▶ TASK INSTRUCTIONS
Please output the records below in full, exactly as given, but without the images.

▶ INPUT
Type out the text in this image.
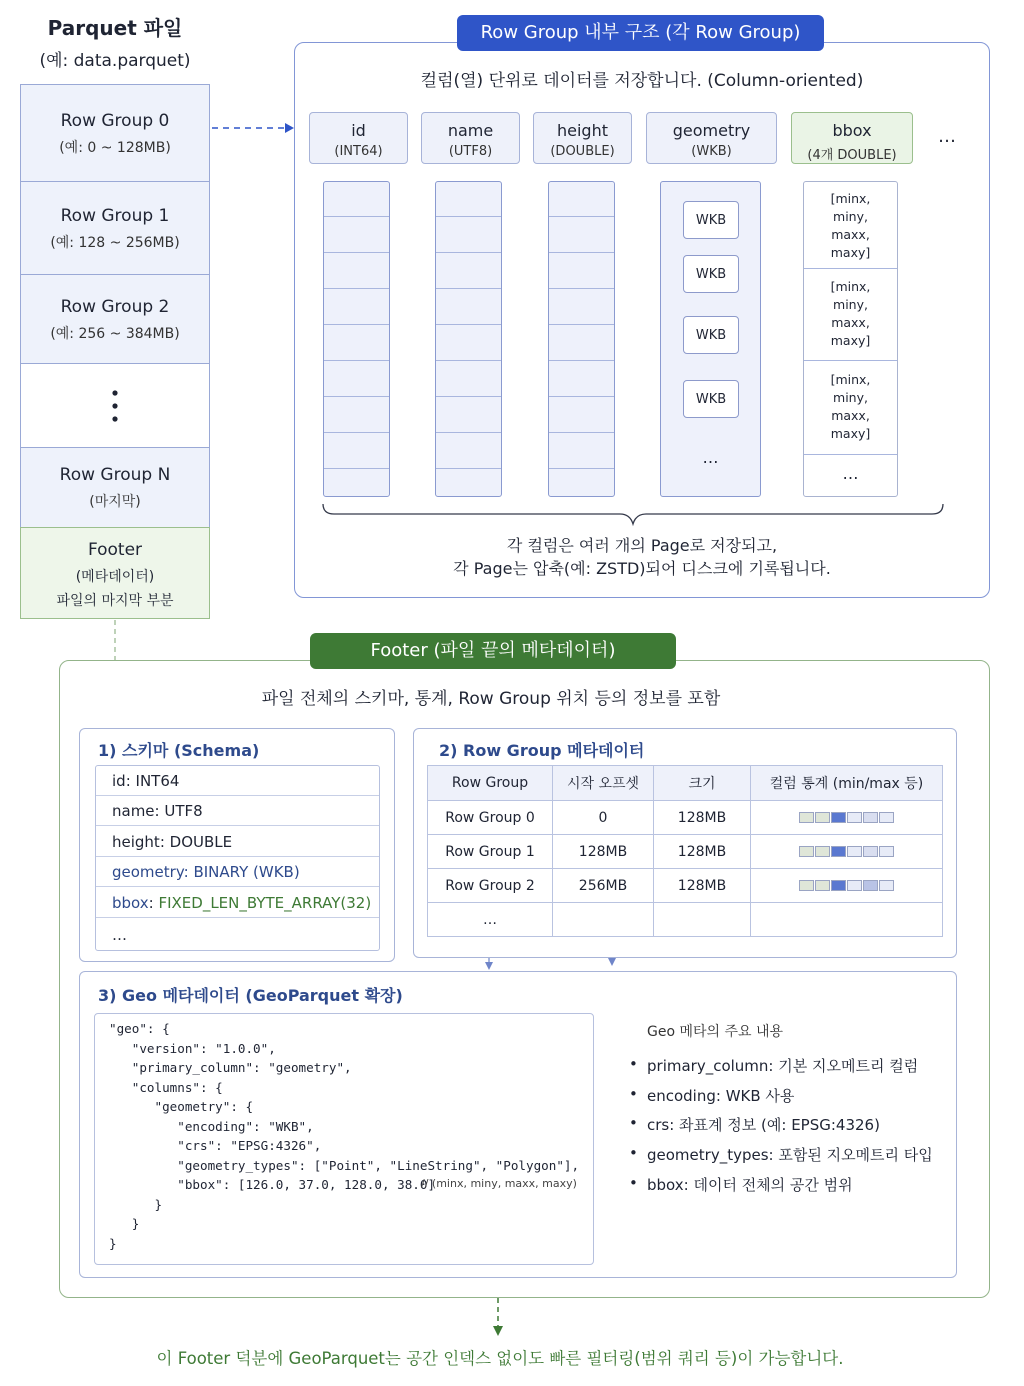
Parquet 파일
(예: data.parquet)
Row Group 0
(예: 0 ~ 128MB)
Row Group 1
(예: 128 ~ 256MB)
Row Group 2
(예: 256 ~ 384MB)
Row Group N
(마지막)
Footer
(메타데이터)
파일의 마지막 부분
Row Group 내부 구조 (각 Row Group)
컬럼(열) 단위로 데이터를 저장합니다. (Column-oriented)
id
(INT64)
name
(UTF8)
height
(DOUBLE)
geometry
(WKB)
bbox
(4개 DOUBLE)
…
WKB
WKB
WKB
WKB
…
[minx,
miny,
maxx,
maxy]
[minx,
miny,
maxx,
maxy]
[minx,
miny,
maxx,
maxy]
…
각 컬럼은 여러 개의 Page로 저장되고,
각 Page는 압축(예: ZSTD)되어 디스크에 기록됩니다.
Footer (파일 끝의 메타데이터)
파일 전체의 스키마, 통계, Row Group 위치 등의 정보를 포함
1) 스키마 (Schema)
id: INT64
name: UTF8
height: DOUBLE
geometry: BINARY (WKB)
bbox: FIXED_LEN_BYTE_ARRAY(32)
…
2) Row Group 메타데이터
Row Group	시작 오프셋	크기	컬럼 통계 (min/max 등)
Row Group 0	0	128MB	
Row Group 1	128MB	128MB	
Row Group 2	256MB	128MB	
…			
3) Geo 메타데이터 (GeoParquet 확장)
"geo": {
"version": "1.0.0",
"primary_column": "geometry",
"columns": {
"geometry": {
"encoding": "WKB",
"crs": "EPSG:4326",
"geometry_types": ["Point", "LineString", "Polygon"],
"bbox": [126.0, 37.0, 128.0, 38.0]
}
}
}
// (minx, miny, maxx, maxy)
Geo 메타의 주요 내용
• primary_column: 기본 지오메트리 컬럼
• encoding: WKB 사용
• crs: 좌표계 정보 (예: EPSG:4326)
• geometry_types: 포함된 지오메트리 타입
• bbox: 데이터 전체의 공간 범위
이 Footer 덕분에 GeoParquet는 공간 인덱스 없이도 빠른 필터링(범위 쿼리 등)이 가능합니다.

▶ EXERCISE RESPONSE
Type out the text in this image.
Parquet 파일
(예: data.parquet)
Row Group 0
(예: 0 ~ 128MB)
Row Group 1
(예: 128 ~ 256MB)
Row Group 2
(예: 256 ~ 384MB)
Row Group N
(마지막)
Footer
(메타데이터)
파일의 마지막 부분
Row Group 내부 구조 (각 Row Group)
컬럼(열) 단위로 데이터를 저장합니다. (Column-oriented)
id
(INT64)
name
(UTF8)
height
(DOUBLE)
geometry
(WKB)
bbox
(4개 DOUBLE)
…
WKB
WKB
WKB
WKB
…
[minx,
miny,
maxx,
maxy]
[minx,
miny,
maxx,
maxy]
[minx,
miny,
maxx,
maxy]
…
각 컬럼은 여러 개의 Page로 저장되고,
각 Page는 압축(예: ZSTD)되어 디스크에 기록됩니다.
Footer (파일 끝의 메타데이터)
파일 전체의 스키마, 통계, Row Group 위치 등의 정보를 포함
1) 스키마 (Schema)
id: INT64
name: UTF8
height: DOUBLE
geometry: BINARY (WKB)
bbox: FIXED_LEN_BYTE_ARRAY(32)
…
2) Row Group 메타데이터
Row Group	시작 오프셋	크기	컬럼 통계 (min/max 등)
Row Group 0	0	128MB	
Row Group 1	128MB	128MB	
Row Group 2	256MB	128MB	
…			
3) Geo 메타데이터 (GeoParquet 확장)
"geo": {
"version": "1.0.0",
"primary_column": "geometry",
"columns": {
"geometry": {
"encoding": "WKB",
"crs": "EPSG:4326",
"geometry_types": ["Point", "LineString", "Polygon"],
"bbox": [126.0, 37.0, 128.0, 38.0]
}
}
}
// (minx, miny, maxx, maxy)
Geo 메타의 주요 내용
• primary_column: 기본 지오메트리 컬럼
• encoding: WKB 사용
• crs: 좌표계 정보 (예: EPSG:4326)
• geometry_types: 포함된 지오메트리 타입
• bbox: 데이터 전체의 공간 범위
이 Footer 덕분에 GeoParquet는 공간 인덱스 없이도 빠른 필터링(범위 쿼리 등)이 가능합니다.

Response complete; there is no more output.